-- A block of data --

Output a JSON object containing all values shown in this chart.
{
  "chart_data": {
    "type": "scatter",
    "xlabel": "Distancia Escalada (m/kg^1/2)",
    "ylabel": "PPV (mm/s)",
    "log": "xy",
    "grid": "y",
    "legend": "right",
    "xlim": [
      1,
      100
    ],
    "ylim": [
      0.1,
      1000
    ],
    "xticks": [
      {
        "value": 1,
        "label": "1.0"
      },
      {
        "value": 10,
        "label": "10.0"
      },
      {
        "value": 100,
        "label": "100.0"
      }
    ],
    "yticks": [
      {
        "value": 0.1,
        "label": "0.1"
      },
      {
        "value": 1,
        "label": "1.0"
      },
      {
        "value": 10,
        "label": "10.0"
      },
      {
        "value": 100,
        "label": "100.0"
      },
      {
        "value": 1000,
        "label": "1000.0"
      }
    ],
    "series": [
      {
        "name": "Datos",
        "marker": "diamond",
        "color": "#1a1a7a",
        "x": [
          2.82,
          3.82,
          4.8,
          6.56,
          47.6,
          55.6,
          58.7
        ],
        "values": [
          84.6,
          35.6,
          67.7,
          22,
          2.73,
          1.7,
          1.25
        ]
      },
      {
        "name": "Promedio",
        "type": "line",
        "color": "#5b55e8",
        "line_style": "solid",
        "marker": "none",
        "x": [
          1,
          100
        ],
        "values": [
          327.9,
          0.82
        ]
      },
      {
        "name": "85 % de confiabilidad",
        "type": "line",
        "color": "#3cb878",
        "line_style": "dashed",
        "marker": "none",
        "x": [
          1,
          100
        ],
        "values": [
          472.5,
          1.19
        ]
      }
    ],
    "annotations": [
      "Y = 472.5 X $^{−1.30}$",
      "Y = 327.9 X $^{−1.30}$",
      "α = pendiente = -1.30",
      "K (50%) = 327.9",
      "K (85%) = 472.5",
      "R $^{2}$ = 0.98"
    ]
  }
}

-- Aim --
Print the material verbatim, all of it.

-- The reply --
Output a JSON object containing all values shown in this chart.
{
  "chart_data": {
    "type": "scatter",
    "xlabel": "Distancia Escalada (m/kg^1/2)",
    "ylabel": "PPV (mm/s)",
    "log": "xy",
    "grid": "y",
    "legend": "right",
    "xlim": [
      1,
      100
    ],
    "ylim": [
      0.1,
      1000
    ],
    "xticks": [
      {
        "value": 1,
        "label": "1.0"
      },
      {
        "value": 10,
        "label": "10.0"
      },
      {
        "value": 100,
        "label": "100.0"
      }
    ],
    "yticks": [
      {
        "value": 0.1,
        "label": "0.1"
      },
      {
        "value": 1,
        "label": "1.0"
      },
      {
        "value": 10,
        "label": "10.0"
      },
      {
        "value": 100,
        "label": "100.0"
      },
      {
        "value": 1000,
        "label": "1000.0"
      }
    ],
    "series": [
      {
        "name": "Datos",
        "marker": "diamond",
        "color": "#1a1a7a",
        "x": [
          2.82,
          3.82,
          4.8,
          6.56,
          47.6,
          55.6,
          58.7
        ],
        "values": [
          84.6,
          35.6,
          67.7,
          22,
          2.73,
          1.7,
          1.25
        ]
      },
      {
        "name": "Promedio",
        "type": "line",
        "color": "#5b55e8",
        "line_style": "solid",
        "marker": "none",
        "x": [
          1,
          100
        ],
        "values": [
          327.9,
          0.82
        ]
      },
      {
        "name": "85 % de confiabilidad",
        "type": "line",
        "color": "#3cb878",
        "line_style": "dashed",
        "marker": "none",
        "x": [
          1,
          100
        ],
        "values": [
          472.5,
          1.19
        ]
      }
    ],
    "annotations": [
      "Y = 472.5 X $^{−1.30}$",
      "Y = 327.9 X $^{−1.30}$",
      "α = pendiente = -1.30",
      "K (50%) = 327.9",
      "K (85%) = 472.5",
      "R $^{2}$ = 0.98"
    ]
  }
}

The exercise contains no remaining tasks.